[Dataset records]
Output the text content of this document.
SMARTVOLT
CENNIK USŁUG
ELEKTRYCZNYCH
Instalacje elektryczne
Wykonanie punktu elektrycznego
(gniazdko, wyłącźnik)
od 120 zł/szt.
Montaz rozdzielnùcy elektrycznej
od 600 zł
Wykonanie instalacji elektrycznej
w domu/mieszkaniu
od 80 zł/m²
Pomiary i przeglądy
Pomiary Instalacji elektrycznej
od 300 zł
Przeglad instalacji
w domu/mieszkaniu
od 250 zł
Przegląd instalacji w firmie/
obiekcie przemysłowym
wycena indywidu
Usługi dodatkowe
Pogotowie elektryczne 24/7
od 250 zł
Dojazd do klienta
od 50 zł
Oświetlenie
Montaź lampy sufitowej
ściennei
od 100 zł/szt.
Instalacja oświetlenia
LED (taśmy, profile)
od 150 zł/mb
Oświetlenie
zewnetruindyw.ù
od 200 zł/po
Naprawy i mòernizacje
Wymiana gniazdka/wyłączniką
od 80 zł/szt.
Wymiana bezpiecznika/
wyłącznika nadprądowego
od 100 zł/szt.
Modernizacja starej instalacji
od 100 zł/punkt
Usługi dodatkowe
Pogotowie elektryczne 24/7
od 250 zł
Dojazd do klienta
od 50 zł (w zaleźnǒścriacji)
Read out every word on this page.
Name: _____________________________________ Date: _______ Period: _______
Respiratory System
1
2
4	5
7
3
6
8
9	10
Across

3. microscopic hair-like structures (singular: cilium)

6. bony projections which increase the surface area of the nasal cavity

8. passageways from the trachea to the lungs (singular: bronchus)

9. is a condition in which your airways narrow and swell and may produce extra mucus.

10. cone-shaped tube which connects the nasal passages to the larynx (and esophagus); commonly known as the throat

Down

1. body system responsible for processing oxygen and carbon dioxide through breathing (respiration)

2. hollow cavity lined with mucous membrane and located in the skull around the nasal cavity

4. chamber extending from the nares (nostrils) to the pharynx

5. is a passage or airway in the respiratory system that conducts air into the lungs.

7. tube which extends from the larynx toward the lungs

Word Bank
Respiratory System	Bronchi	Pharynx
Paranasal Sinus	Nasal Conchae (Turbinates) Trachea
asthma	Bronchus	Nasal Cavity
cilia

Given request: Search the records for the word "elektrycznej" and copy every line where it occurs.

Full response:
Montaz rozdzielnùcy elektrycznej
Wykonanie instalacji elektrycznej
Pomiary Instalacji elektrycznej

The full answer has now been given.